[What you have to do]
Every entry below should be printed exactly, without its images.

[Data]
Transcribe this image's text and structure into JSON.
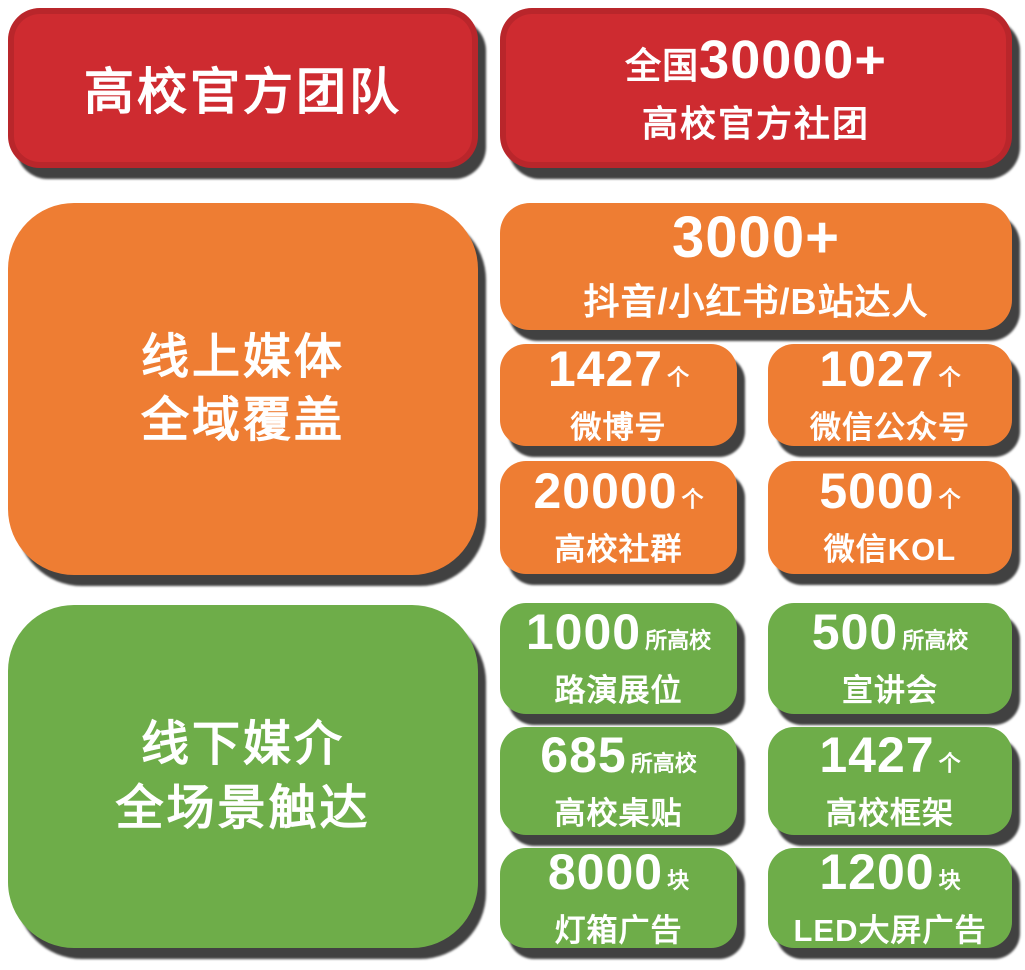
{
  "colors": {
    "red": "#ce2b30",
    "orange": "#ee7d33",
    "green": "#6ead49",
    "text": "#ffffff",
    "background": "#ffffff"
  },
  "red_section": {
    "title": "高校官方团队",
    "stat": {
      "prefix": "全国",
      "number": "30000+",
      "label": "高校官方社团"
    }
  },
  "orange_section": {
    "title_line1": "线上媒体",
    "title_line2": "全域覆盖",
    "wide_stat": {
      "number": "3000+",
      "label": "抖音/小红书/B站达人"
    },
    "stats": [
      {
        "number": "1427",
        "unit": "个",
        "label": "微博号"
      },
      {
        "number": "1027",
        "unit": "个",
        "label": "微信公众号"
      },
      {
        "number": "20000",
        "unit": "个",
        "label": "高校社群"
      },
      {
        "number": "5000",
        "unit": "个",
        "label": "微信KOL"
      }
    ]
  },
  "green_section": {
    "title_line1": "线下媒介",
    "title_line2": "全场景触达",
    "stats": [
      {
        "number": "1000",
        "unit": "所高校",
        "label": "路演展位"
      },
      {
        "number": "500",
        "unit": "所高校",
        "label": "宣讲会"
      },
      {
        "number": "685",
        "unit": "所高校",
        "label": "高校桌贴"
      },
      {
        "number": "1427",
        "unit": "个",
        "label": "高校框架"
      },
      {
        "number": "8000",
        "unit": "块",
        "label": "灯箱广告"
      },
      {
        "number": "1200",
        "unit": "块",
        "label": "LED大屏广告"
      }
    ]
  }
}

[Solution to this exercise]
Transcribe this image's text and structure into JSON.
{
  "colors": {
    "red": "#ce2b30",
    "orange": "#ee7d33",
    "green": "#6ead49",
    "text": "#ffffff",
    "background": "#ffffff"
  },
  "red_section": {
    "title": "高校官方团队",
    "stat": {
      "prefix": "全国",
      "number": "30000+",
      "label": "高校官方社团"
    }
  },
  "orange_section": {
    "title_line1": "线上媒体",
    "title_line2": "全域覆盖",
    "wide_stat": {
      "number": "3000+",
      "label": "抖音/小红书/B站达人"
    },
    "stats": [
      {
        "number": "1427",
        "unit": "个",
        "label": "微博号"
      },
      {
        "number": "1027",
        "unit": "个",
        "label": "微信公众号"
      },
      {
        "number": "20000",
        "unit": "个",
        "label": "高校社群"
      },
      {
        "number": "5000",
        "unit": "个",
        "label": "微信KOL"
      }
    ]
  },
  "green_section": {
    "title_line1": "线下媒介",
    "title_line2": "全场景触达",
    "stats": [
      {
        "number": "1000",
        "unit": "所高校",
        "label": "路演展位"
      },
      {
        "number": "500",
        "unit": "所高校",
        "label": "宣讲会"
      },
      {
        "number": "685",
        "unit": "所高校",
        "label": "高校桌贴"
      },
      {
        "number": "1427",
        "unit": "个",
        "label": "高校框架"
      },
      {
        "number": "8000",
        "unit": "块",
        "label": "灯箱广告"
      },
      {
        "number": "1200",
        "unit": "块",
        "label": "LED大屏广告"
      }
    ]
  }
}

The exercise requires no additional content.